── STORED DATA

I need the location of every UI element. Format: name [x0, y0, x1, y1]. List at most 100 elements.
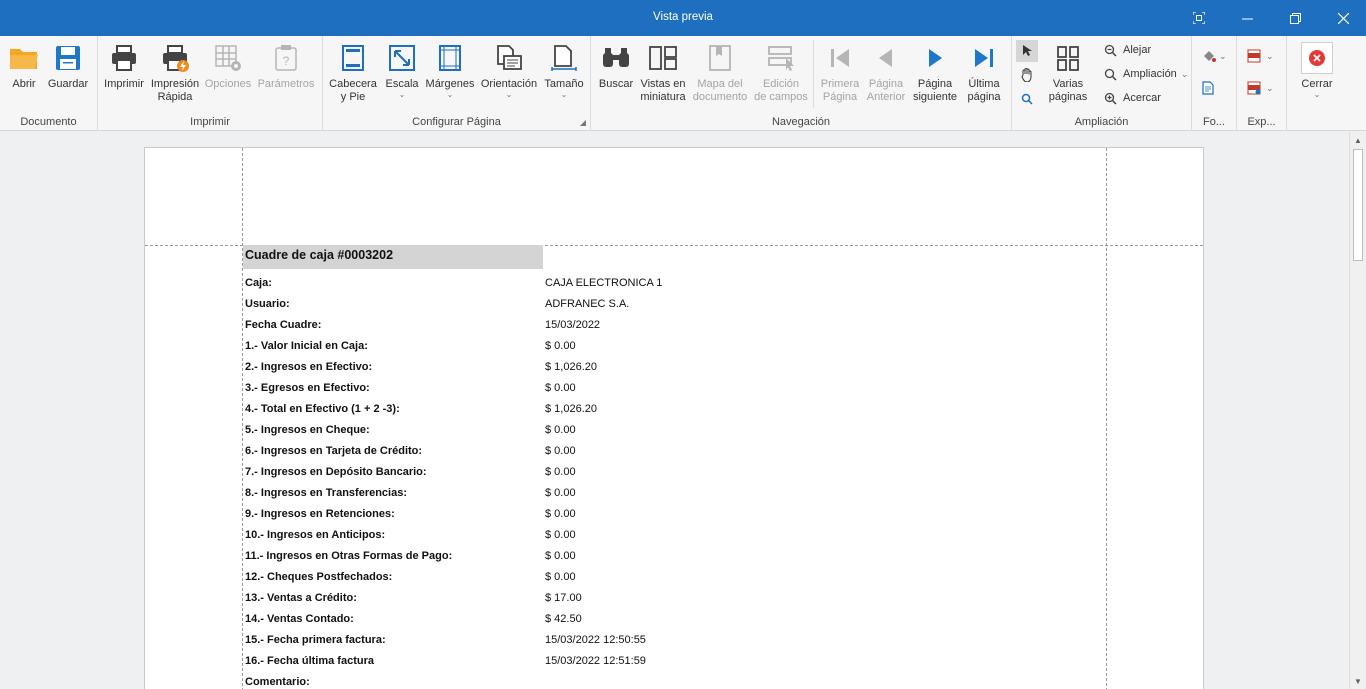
restore-button[interactable] [1272, 0, 1318, 36]
anterior-label-2: Anterior [866, 91, 906, 103]
watermark-button[interactable] [1202, 81, 1214, 98]
report-row-label: Fecha Cuadre: [245, 319, 322, 331]
focus-mode-button[interactable] [1176, 0, 1222, 36]
mapa-documento-button[interactable]: Mapa del documento [691, 42, 749, 104]
report-row-value: $ 0.00 [545, 487, 576, 499]
folder-icon [8, 42, 40, 74]
report-row-label: 11.- Ingresos en Otras Formas de Pago: [245, 550, 453, 562]
report-row-label: 12.- Cheques Postfechados: [245, 571, 393, 583]
preview-workspace[interactable]: Cuadre de caja #0003202 Caja: CAJA ELECTR… [0, 132, 1349, 689]
varias-paginas-button[interactable]: Varias páginas [1042, 42, 1094, 104]
report-row: 10.- Ingresos en Anticipos: $ 0.00 [243, 524, 1043, 545]
restore-icon [1289, 12, 1301, 24]
ultima-pagina-button[interactable]: Última página [963, 42, 1005, 104]
dialog-launcher-icon[interactable]: ◢ [580, 118, 586, 127]
parametros-label: Parámetros [257, 78, 315, 90]
export-pdf-button[interactable]: ⌄ [1247, 49, 1274, 63]
guardar-label: Guardar [47, 78, 89, 90]
ultima-label-1: Última [968, 78, 1000, 90]
multiple-pages-icon [1052, 42, 1084, 74]
vistas-label-1: Vistas en [640, 78, 686, 90]
margenes-button[interactable]: Márgenes ⌄ [425, 42, 475, 99]
edicion-label-1: Edición [762, 78, 800, 90]
alejar-button[interactable]: Alejar [1102, 39, 1151, 61]
clipboard-params-icon: ? [270, 42, 302, 74]
minimize-button[interactable] [1224, 0, 1270, 36]
group-cerrar: Cerrar ⌄ [1287, 36, 1349, 131]
report-row: 9.- Ingresos en Retenciones: $ 0.00 [243, 503, 1043, 524]
group-label-fondo: Fo... [1202, 116, 1225, 128]
vistas-miniatura-button[interactable]: Vistas en miniatura [639, 42, 687, 104]
report-row: 6.- Ingresos en Tarjeta de Crédito: $ 0.0… [243, 440, 1043, 461]
report-row-label: 16.- Fecha última factura [245, 655, 374, 667]
magnifier-icon [1021, 93, 1033, 105]
group-label-exportar: Exp... [1247, 116, 1276, 128]
group-ampliacion: Varias páginas Alejar Ampliación ⌄ Acerc… [1012, 36, 1192, 131]
report-row-value: $ 0.00 [545, 508, 576, 520]
report-row-label: 1.- Valor Inicial en Caja: [245, 340, 368, 352]
impresion-rapida-button[interactable]: Impresión Rápida [150, 42, 200, 104]
cerrar-dropdown-icon: ⌄ [1313, 90, 1321, 99]
orientacion-button[interactable]: Orientación ⌄ [479, 42, 539, 99]
imprimir-label: Imprimir [104, 78, 144, 90]
mapa-label-1: Mapa del [697, 78, 743, 90]
cabecera-label-2: y Pie [340, 91, 366, 103]
send-pdf-button[interactable]: ⌄ [1247, 81, 1274, 95]
report-row-value: $ 17.00 [545, 592, 582, 604]
title-bar: Vista previa [0, 0, 1366, 36]
acercar-label: Acercar [1123, 92, 1161, 104]
close-window-button[interactable] [1320, 0, 1366, 36]
window-title: Vista previa [653, 11, 713, 23]
scroll-up-arrow-icon[interactable]: ▲ [1350, 132, 1366, 148]
impresion-rapida-label-2: Rápida [157, 91, 193, 103]
opciones-button[interactable]: Opciones [204, 42, 252, 91]
report-row-label: 5.- Ingresos en Cheque: [245, 424, 370, 436]
edicion-campos-button[interactable]: Edición de campos [753, 42, 809, 104]
report-row-label: 8.- Ingresos en Transferencias: [245, 487, 408, 499]
magnifier-tool-button[interactable] [1016, 88, 1038, 110]
imprimir-button[interactable]: Imprimir [104, 42, 144, 91]
primera-label-1: Primera [820, 78, 860, 90]
page-color-button[interactable]: ⌄ [1202, 49, 1227, 63]
pagina-siguiente-button[interactable]: Página siguiente [911, 42, 959, 104]
report-row-label: 3.- Egresos en Efectivo: [245, 382, 370, 394]
pagina-anterior-button[interactable]: Página Anterior [865, 42, 907, 104]
quick-print-icon [159, 42, 191, 74]
tamano-button[interactable]: Tamaño ⌄ [543, 42, 585, 99]
send-chevron-down-icon: ⌄ [1266, 82, 1274, 93]
pointer-tool-button[interactable] [1016, 40, 1038, 62]
options-grid-icon [212, 42, 244, 74]
varias-label-2: páginas [1048, 91, 1088, 103]
ampliacion-dropdown[interactable]: Ampliación ⌄ [1102, 63, 1188, 85]
scroll-down-arrow-icon[interactable]: ▼ [1350, 673, 1366, 689]
cerrar-button[interactable]: Cerrar ⌄ [1297, 42, 1337, 99]
group-label-imprimir: Imprimir [190, 116, 230, 128]
group-navegacion: Buscar Vistas en miniatura Mapa del docu… [591, 36, 1012, 131]
primera-label-2: Página [822, 91, 858, 103]
vertical-scrollbar[interactable]: ▲ ▼ [1349, 132, 1366, 689]
scrollbar-thumb[interactable] [1353, 149, 1363, 261]
group-configurar-pagina: Cabecera y Pie Escala ⌄ Márgenes ⌄ Orien… [323, 36, 591, 131]
report-row: 7.- Ingresos en Depósito Bancario: $ 0.00 [243, 461, 1043, 482]
export-chevron-down-icon: ⌄ [1266, 50, 1274, 61]
report-row-value: $ 0.00 [545, 382, 576, 394]
zoom-in-icon [1102, 90, 1118, 106]
report-row-value: $ 0.00 [545, 340, 576, 352]
vistas-label-2: miniatura [640, 91, 686, 103]
cabecera-pie-button[interactable]: Cabecera y Pie [329, 42, 377, 104]
hand-tool-button[interactable] [1016, 64, 1038, 86]
report-row: 1.- Valor Inicial en Caja: $ 0.00 [243, 335, 1043, 356]
navigation-separator [813, 40, 814, 108]
report-row-value: $ 0.00 [545, 445, 576, 457]
group-imprimir: Imprimir Impresión Rápida Opciones ? Par… [98, 36, 323, 131]
report-row: 15.- Fecha primera factura: 15/03/2022 12… [243, 629, 1043, 650]
buscar-button[interactable]: Buscar [597, 42, 635, 91]
acercar-button[interactable]: Acercar [1102, 87, 1161, 109]
escala-button[interactable]: Escala ⌄ [383, 42, 421, 99]
primera-pagina-button[interactable]: Primera Página [819, 42, 861, 104]
abrir-button[interactable]: Abrir [8, 42, 40, 91]
report-row: Usuario: ADFRANEC S.A. [243, 293, 1043, 314]
guardar-button[interactable]: Guardar [48, 42, 88, 91]
report-row-label: 6.- Ingresos en Tarjeta de Crédito: [245, 445, 423, 457]
parametros-button[interactable]: ? Parámetros [256, 42, 316, 91]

────

* WHAT THE TASK ASKS
Go through the lines of the material, counting those with the word "Rápida"; afterward give only the total.

* EXERCISE RESPONSE
3